Requirements:
Find each line with the word "Sicherheit" in it, then give the total alone.

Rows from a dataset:
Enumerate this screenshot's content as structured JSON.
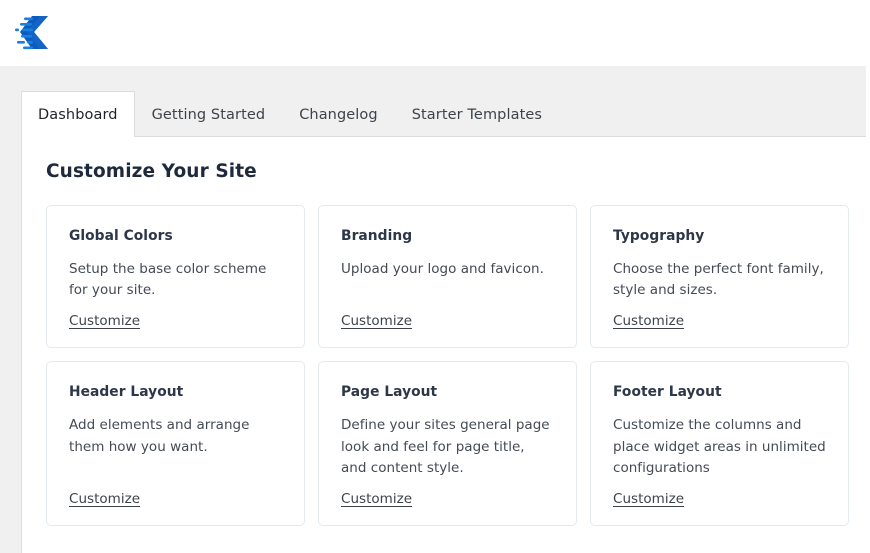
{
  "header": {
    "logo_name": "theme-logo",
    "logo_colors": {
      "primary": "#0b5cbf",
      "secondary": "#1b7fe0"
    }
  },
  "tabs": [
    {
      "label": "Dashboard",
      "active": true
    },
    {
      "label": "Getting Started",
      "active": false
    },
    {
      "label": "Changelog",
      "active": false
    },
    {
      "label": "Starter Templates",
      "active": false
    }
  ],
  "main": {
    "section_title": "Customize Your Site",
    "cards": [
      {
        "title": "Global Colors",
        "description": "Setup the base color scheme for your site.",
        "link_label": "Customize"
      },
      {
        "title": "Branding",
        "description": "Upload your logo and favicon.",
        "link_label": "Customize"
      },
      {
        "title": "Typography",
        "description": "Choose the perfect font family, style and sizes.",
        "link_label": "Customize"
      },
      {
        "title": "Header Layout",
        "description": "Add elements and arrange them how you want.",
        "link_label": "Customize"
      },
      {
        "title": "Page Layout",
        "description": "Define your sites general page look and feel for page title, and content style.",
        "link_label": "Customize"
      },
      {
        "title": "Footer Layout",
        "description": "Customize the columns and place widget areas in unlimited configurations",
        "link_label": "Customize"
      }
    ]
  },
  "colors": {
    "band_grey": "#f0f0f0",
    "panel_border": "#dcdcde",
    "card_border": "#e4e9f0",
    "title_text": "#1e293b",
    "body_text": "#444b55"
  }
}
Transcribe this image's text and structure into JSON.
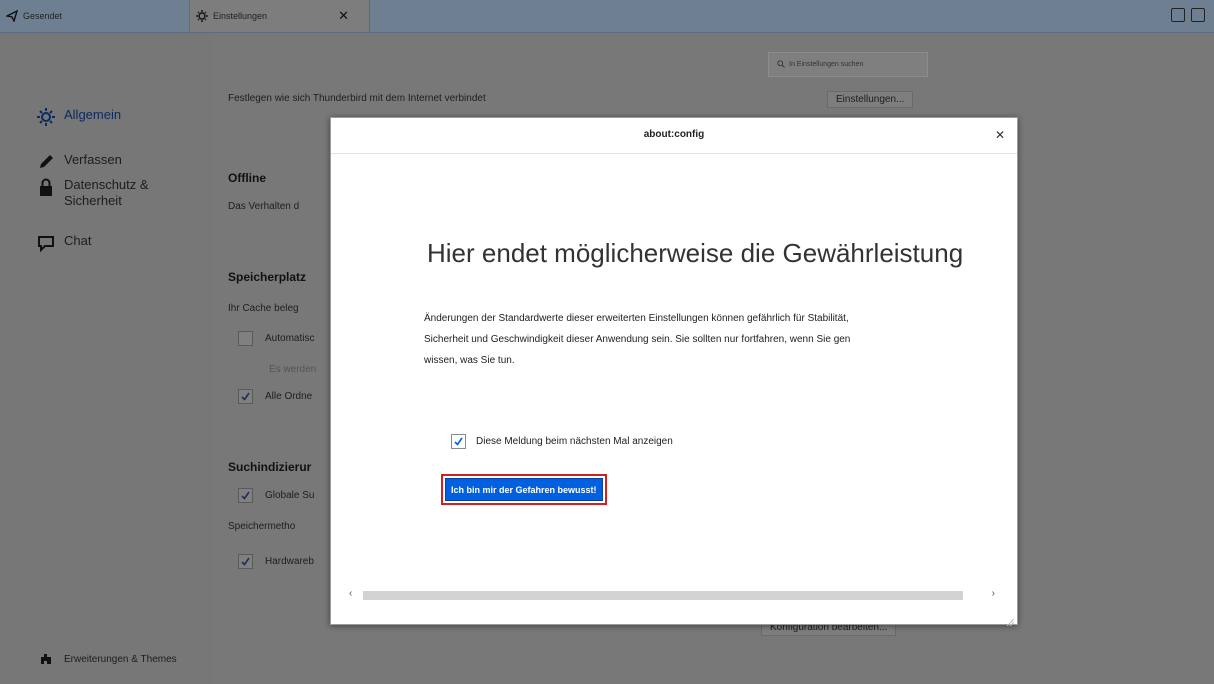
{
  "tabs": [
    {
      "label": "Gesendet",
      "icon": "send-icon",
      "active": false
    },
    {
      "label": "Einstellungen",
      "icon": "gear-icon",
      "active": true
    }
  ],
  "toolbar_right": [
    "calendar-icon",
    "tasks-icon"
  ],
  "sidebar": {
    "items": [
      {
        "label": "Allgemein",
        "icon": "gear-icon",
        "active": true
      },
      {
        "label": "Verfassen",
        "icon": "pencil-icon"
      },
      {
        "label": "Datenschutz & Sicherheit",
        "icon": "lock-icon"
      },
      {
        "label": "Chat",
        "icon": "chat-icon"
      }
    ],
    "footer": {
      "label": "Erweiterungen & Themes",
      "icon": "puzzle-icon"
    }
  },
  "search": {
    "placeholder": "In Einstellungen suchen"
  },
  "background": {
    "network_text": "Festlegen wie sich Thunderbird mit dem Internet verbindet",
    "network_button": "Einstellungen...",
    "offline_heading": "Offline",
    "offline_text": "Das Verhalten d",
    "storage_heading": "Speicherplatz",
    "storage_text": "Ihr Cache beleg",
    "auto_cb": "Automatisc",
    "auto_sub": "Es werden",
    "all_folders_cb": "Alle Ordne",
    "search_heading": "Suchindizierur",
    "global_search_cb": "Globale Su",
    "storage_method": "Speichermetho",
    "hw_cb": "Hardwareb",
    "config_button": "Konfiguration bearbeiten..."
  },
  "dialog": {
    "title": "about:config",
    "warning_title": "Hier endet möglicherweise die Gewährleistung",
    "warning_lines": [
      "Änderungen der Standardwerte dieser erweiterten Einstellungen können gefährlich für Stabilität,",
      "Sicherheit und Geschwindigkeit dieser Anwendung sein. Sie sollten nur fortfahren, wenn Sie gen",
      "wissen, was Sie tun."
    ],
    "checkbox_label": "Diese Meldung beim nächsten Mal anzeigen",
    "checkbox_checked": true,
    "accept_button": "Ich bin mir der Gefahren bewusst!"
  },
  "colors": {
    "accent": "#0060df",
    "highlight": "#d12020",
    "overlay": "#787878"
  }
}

==

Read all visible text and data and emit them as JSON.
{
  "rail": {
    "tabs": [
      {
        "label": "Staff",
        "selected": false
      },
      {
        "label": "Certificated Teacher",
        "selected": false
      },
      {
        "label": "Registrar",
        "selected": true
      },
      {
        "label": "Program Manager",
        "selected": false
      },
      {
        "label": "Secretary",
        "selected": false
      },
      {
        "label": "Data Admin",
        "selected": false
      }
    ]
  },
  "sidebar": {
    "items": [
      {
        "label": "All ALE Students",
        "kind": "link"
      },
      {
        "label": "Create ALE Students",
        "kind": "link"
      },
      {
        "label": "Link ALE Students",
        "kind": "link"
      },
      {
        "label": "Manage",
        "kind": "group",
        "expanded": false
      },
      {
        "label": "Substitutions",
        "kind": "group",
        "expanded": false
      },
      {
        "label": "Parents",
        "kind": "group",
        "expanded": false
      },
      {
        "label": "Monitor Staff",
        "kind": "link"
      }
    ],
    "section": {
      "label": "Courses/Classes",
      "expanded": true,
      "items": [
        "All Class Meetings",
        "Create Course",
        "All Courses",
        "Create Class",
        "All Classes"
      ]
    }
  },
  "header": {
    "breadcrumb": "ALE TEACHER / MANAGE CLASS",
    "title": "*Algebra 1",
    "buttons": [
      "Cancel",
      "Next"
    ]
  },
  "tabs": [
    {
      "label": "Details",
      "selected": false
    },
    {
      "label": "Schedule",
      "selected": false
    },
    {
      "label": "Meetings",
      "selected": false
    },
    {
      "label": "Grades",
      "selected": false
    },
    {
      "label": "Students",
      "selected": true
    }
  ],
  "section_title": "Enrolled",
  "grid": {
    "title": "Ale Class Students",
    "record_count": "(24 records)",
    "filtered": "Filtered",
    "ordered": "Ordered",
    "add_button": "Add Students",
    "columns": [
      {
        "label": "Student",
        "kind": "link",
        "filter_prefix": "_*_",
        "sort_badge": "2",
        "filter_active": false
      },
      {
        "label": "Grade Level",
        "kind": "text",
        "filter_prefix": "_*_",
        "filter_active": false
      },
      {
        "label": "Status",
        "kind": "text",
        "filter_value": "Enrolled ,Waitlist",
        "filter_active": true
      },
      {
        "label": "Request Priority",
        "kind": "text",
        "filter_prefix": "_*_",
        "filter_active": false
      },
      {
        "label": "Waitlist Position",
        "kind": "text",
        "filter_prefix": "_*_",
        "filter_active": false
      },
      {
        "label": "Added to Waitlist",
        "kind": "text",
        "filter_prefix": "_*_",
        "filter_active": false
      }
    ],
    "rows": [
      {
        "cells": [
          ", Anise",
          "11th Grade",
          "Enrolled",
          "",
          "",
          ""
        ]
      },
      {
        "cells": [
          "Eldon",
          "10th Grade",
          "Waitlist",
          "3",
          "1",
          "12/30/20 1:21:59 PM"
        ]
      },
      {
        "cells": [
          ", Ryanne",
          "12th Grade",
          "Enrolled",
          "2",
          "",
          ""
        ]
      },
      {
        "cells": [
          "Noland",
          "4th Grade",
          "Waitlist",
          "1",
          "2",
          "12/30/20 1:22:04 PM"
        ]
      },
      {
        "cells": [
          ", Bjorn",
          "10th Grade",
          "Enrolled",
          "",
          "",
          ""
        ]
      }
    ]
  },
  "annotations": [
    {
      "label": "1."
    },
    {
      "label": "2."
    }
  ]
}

Result of the task:
2